- _SOURCE MATERIAL_:
<<<<
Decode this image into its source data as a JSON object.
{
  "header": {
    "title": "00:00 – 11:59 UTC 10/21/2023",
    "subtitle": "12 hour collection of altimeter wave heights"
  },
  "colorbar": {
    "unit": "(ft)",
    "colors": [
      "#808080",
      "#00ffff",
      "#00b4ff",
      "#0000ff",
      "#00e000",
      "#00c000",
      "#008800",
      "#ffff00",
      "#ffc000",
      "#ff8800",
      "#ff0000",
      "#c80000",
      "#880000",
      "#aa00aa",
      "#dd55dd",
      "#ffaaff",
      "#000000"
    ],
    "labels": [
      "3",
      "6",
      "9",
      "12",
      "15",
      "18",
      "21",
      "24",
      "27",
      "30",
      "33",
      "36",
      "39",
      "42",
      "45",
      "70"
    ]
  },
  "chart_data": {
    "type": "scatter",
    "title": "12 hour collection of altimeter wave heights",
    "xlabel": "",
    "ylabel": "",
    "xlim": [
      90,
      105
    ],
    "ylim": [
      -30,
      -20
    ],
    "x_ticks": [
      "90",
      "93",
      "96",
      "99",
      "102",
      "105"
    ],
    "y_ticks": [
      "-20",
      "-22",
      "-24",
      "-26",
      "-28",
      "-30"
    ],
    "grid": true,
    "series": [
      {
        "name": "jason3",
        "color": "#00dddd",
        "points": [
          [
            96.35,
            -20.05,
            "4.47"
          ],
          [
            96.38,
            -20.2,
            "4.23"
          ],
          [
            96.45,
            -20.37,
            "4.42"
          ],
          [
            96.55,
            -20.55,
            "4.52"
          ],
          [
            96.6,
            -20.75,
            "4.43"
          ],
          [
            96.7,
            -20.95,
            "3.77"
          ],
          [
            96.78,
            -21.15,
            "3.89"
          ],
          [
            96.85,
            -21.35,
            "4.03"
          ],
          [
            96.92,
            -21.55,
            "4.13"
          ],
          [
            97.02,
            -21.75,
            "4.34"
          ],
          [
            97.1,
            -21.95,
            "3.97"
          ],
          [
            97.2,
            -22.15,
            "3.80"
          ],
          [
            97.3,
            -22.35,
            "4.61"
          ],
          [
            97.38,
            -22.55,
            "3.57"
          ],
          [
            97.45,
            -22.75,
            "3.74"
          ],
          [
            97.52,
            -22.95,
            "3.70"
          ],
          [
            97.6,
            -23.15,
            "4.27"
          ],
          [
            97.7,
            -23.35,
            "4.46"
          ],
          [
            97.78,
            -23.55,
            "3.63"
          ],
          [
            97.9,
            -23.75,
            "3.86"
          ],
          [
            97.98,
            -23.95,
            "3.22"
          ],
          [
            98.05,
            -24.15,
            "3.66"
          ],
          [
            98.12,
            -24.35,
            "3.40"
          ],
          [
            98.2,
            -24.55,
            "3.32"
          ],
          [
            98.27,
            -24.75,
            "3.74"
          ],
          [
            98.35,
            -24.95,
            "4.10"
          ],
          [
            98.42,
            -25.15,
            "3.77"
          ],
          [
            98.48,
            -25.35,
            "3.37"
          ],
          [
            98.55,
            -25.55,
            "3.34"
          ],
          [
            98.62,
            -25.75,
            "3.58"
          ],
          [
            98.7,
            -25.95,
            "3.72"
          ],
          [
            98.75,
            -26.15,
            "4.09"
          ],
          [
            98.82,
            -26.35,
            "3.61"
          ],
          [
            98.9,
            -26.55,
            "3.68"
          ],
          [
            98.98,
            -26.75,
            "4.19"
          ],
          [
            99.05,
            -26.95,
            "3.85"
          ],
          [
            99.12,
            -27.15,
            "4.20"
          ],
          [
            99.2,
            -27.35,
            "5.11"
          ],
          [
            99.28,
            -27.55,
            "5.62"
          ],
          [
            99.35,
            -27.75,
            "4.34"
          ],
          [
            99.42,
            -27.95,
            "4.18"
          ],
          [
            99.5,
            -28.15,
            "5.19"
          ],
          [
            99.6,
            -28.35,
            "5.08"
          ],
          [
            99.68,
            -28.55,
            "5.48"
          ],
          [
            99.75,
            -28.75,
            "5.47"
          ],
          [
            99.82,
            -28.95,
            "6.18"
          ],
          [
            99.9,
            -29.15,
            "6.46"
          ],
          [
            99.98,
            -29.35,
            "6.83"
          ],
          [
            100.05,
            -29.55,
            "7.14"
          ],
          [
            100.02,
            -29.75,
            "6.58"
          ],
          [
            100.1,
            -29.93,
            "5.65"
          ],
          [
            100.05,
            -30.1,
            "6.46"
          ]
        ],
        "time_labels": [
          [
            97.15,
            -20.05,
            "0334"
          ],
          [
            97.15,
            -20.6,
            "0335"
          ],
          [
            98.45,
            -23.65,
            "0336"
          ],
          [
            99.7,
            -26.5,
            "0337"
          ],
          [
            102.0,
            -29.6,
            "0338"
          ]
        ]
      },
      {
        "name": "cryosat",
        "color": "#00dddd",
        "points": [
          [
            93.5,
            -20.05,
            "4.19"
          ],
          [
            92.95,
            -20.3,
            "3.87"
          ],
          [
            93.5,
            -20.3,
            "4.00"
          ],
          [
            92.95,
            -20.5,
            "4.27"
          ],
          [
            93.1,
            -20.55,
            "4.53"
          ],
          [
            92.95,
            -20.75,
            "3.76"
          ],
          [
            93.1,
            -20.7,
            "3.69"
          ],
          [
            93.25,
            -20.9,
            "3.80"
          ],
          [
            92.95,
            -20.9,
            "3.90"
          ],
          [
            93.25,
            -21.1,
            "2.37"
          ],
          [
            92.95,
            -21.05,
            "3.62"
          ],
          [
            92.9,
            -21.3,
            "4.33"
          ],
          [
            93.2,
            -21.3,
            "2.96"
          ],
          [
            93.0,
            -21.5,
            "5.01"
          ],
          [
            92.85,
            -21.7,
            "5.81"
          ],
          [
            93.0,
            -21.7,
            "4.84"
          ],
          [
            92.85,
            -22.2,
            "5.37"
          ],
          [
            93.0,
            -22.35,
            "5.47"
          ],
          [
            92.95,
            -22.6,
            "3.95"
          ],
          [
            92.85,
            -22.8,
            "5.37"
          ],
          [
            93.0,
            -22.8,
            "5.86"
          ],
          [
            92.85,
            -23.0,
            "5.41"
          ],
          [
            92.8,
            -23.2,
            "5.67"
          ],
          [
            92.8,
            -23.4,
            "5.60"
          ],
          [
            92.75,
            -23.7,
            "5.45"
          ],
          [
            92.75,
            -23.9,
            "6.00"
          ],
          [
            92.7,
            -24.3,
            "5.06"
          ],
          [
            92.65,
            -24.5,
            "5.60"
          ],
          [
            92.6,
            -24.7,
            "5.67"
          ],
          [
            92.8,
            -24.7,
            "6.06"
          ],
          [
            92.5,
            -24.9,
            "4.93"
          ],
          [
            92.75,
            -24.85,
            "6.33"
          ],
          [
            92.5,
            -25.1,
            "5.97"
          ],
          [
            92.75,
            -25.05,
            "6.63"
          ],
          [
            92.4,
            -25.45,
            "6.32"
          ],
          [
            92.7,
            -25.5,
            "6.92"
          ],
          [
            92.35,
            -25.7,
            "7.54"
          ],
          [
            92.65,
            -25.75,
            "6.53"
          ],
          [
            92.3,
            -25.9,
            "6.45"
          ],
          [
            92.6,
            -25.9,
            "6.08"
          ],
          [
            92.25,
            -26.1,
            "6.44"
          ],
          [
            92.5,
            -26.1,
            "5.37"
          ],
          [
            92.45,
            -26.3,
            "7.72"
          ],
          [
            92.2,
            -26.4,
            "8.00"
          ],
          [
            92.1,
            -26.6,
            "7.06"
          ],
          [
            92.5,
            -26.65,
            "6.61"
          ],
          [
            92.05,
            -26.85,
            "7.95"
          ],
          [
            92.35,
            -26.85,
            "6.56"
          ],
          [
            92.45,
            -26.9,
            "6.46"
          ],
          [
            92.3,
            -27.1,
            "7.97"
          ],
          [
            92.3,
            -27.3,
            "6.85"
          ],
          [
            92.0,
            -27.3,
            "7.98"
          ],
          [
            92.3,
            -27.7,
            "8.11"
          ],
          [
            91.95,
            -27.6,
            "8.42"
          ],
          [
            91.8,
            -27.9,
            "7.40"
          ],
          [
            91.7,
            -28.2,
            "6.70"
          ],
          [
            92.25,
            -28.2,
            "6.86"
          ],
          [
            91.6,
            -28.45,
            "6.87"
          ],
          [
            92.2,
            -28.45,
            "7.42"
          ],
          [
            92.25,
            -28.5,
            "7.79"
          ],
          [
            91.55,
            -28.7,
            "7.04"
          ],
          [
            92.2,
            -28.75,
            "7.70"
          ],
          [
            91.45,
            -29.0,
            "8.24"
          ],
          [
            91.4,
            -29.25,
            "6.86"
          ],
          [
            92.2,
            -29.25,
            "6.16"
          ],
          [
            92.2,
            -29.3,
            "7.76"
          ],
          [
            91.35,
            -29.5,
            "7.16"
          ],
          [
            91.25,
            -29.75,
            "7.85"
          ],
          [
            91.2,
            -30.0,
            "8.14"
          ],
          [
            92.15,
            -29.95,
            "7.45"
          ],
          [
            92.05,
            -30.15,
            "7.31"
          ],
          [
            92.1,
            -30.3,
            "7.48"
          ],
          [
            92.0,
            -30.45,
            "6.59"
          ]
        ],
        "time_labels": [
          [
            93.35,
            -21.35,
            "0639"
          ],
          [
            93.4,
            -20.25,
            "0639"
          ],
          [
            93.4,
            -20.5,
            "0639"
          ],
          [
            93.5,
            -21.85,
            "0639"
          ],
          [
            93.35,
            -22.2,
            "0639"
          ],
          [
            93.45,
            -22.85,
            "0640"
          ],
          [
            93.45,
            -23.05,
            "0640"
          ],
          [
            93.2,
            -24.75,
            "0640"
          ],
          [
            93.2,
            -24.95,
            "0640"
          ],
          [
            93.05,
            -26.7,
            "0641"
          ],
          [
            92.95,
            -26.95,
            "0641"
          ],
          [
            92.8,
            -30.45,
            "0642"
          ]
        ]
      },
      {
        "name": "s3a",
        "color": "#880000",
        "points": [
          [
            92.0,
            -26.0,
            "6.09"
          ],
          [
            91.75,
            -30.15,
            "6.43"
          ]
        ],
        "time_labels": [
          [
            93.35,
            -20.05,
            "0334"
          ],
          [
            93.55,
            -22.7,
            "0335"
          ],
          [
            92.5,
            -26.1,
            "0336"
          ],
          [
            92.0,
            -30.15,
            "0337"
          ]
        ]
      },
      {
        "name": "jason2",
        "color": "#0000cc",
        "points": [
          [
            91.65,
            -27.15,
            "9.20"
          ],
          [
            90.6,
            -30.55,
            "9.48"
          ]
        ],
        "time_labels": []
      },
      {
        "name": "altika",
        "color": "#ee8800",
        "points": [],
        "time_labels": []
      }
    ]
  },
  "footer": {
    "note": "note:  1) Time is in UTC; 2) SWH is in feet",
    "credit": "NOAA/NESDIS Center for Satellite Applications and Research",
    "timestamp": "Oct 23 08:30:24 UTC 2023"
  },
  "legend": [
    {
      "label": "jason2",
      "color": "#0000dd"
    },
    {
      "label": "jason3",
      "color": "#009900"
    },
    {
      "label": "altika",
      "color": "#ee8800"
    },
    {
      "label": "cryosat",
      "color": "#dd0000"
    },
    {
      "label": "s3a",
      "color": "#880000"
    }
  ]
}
>>>>
- _THE TASK_: For the entries shown above, give the number of lines that include the word "wave", without any other text.

- _THE RESULT_: 2